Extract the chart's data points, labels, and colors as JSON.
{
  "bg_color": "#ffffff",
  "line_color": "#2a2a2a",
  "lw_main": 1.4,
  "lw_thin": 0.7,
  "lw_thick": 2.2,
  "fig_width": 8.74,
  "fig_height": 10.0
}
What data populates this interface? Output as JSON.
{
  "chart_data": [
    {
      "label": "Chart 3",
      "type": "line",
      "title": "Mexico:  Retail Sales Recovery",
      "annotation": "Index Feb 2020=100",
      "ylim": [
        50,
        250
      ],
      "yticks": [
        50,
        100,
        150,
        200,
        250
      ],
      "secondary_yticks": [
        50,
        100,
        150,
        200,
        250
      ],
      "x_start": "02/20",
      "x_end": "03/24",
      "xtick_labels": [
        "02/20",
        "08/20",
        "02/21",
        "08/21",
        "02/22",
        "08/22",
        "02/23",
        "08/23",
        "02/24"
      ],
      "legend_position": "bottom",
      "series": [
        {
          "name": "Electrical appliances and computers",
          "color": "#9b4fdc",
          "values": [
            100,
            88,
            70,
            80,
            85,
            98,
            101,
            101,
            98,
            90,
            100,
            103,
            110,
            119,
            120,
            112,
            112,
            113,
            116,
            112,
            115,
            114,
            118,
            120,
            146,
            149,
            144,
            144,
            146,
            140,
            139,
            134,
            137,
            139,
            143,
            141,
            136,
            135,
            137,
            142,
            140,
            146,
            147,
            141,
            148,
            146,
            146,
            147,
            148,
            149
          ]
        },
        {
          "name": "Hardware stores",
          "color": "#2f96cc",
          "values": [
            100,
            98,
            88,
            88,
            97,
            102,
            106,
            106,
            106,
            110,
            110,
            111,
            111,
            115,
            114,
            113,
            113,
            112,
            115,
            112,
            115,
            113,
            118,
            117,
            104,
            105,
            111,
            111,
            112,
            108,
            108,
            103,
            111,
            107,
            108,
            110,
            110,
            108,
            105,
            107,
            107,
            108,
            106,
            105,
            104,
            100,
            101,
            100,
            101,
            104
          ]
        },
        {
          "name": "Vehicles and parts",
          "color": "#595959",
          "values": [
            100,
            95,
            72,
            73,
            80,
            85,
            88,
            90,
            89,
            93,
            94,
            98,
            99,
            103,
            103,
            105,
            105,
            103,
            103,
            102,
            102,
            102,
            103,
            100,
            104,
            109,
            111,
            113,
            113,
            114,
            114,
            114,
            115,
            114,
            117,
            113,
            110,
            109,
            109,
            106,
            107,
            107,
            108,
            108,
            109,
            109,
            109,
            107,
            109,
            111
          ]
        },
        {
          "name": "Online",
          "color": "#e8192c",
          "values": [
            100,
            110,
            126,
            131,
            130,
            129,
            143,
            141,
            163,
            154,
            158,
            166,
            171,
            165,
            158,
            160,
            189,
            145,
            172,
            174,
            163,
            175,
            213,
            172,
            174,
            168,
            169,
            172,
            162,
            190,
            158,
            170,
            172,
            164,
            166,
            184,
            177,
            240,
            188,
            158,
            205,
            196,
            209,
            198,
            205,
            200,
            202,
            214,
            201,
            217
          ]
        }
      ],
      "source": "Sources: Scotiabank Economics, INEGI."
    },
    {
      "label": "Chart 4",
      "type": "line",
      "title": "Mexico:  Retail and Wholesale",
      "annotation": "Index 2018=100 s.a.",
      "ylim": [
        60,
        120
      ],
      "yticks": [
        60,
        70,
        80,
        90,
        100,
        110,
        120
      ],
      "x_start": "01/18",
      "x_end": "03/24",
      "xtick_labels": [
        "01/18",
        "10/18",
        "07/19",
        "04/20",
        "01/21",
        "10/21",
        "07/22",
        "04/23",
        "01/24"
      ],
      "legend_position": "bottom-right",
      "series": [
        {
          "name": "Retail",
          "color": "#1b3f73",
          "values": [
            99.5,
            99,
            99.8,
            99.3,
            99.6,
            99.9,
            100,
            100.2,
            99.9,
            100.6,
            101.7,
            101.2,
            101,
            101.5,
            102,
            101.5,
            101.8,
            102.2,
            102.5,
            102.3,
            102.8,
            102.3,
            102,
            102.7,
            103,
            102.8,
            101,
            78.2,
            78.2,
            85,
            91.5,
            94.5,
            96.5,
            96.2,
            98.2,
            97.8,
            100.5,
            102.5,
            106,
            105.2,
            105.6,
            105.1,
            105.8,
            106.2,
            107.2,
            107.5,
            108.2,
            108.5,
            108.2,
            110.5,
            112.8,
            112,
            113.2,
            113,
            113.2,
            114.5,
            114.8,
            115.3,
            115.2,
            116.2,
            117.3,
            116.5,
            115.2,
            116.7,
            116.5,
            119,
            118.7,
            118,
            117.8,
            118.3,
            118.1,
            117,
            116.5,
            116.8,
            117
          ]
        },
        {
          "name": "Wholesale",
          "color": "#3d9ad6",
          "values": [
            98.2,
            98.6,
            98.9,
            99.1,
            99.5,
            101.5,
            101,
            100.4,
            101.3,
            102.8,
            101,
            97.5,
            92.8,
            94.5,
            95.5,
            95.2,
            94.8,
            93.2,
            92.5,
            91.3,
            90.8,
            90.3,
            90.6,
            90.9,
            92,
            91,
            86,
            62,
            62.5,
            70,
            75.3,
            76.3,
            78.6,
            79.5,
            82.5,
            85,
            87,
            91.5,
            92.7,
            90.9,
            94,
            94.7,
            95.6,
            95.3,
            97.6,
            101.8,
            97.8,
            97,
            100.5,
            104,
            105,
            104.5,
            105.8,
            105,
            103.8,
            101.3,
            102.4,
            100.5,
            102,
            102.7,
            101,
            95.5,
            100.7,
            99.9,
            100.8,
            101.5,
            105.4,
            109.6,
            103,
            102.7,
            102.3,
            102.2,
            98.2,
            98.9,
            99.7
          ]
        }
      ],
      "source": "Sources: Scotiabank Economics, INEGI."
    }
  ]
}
# # # #
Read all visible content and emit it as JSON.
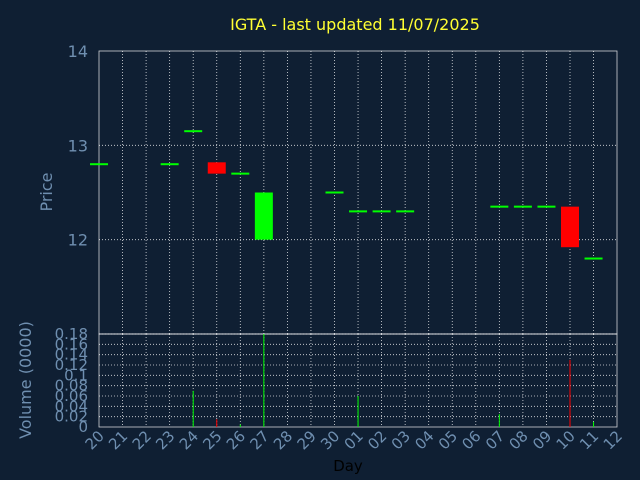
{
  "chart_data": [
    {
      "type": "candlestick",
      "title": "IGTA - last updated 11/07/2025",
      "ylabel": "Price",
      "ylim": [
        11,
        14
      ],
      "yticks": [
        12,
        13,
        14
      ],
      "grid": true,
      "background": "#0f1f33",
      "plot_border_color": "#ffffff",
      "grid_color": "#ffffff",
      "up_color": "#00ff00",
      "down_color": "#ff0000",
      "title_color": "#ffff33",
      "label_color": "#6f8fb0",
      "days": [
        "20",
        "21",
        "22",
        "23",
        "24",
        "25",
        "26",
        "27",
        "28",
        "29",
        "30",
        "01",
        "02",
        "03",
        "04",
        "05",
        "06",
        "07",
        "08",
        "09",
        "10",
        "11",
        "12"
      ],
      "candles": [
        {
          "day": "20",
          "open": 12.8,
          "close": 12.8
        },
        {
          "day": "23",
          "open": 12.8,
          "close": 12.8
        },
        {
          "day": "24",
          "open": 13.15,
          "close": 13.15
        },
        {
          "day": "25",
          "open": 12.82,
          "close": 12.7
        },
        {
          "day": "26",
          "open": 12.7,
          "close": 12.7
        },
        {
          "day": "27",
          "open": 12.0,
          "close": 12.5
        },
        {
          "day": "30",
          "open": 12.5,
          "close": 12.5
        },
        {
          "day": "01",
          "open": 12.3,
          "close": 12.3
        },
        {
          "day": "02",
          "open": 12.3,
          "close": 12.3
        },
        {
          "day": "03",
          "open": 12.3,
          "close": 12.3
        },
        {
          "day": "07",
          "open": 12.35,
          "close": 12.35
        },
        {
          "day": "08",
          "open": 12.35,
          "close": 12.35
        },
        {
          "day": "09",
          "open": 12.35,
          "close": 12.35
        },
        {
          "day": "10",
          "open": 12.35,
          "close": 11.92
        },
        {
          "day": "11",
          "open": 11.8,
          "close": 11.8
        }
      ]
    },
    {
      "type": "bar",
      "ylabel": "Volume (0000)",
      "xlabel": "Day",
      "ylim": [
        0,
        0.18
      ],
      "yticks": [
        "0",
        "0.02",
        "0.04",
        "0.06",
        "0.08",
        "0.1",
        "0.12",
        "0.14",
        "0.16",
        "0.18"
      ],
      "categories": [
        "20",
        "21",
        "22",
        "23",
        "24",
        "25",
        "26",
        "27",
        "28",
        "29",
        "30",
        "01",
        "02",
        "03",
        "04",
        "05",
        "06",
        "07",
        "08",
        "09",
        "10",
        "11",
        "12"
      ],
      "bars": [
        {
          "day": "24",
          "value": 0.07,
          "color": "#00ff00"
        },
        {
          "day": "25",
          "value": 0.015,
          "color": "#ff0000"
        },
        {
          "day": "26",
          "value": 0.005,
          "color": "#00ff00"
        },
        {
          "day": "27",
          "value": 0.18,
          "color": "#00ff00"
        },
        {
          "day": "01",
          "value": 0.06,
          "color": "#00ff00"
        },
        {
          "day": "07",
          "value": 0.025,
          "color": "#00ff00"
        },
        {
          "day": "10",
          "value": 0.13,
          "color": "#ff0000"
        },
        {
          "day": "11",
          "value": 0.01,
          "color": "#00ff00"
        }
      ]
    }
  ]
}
# # # #
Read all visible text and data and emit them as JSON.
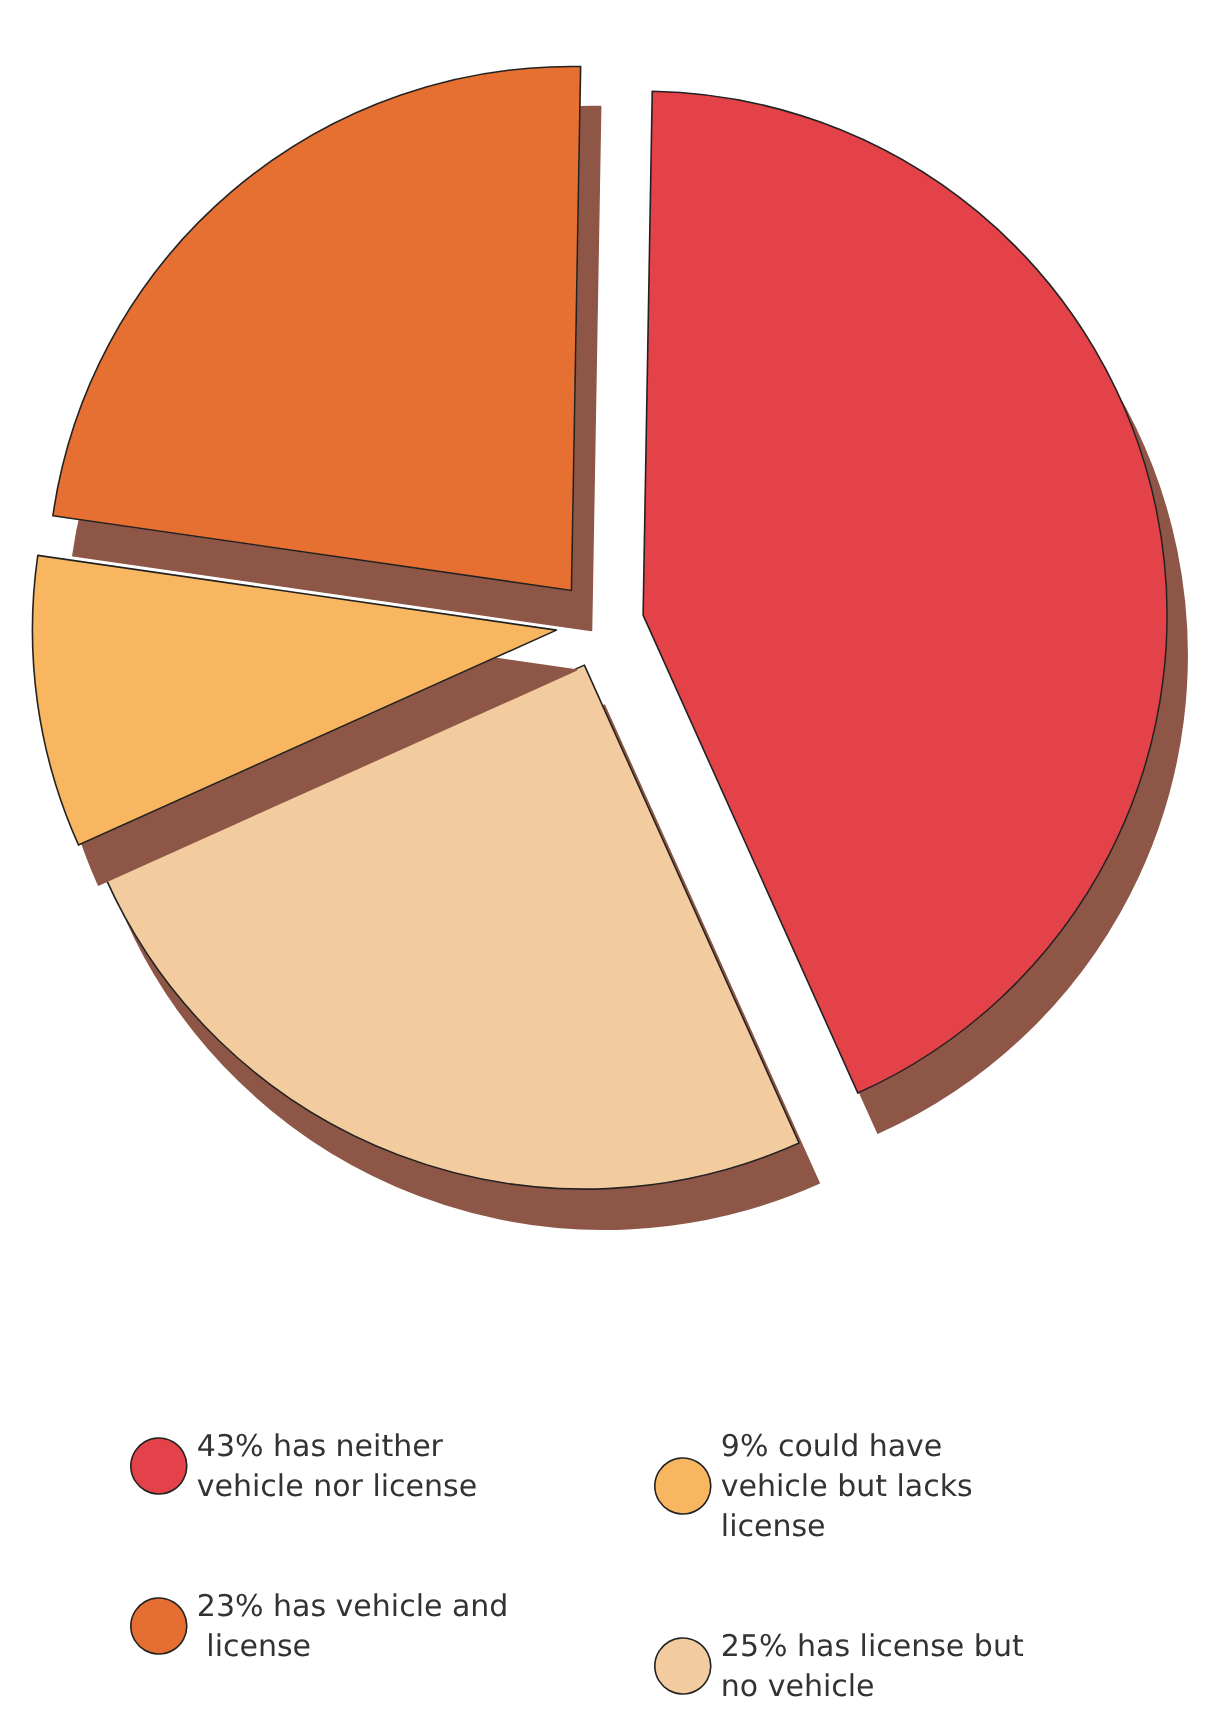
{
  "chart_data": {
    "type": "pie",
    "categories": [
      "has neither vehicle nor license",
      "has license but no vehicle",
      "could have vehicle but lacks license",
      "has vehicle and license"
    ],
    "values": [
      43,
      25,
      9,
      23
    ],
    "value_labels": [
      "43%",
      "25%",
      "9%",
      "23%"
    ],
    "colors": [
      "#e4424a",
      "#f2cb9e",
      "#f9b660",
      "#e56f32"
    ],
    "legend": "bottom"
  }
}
# # # #
▶ **What the task requires**:
In the lines above, find each one with "name" and list it.

▶ **Solution**:
          "name": "Electrical appliances and computers",
          "name": "Hardware stores",
          "name": "Vehicles and parts",
          "name": "Online",
          "name": "Retail",
          "name": "Wholesale",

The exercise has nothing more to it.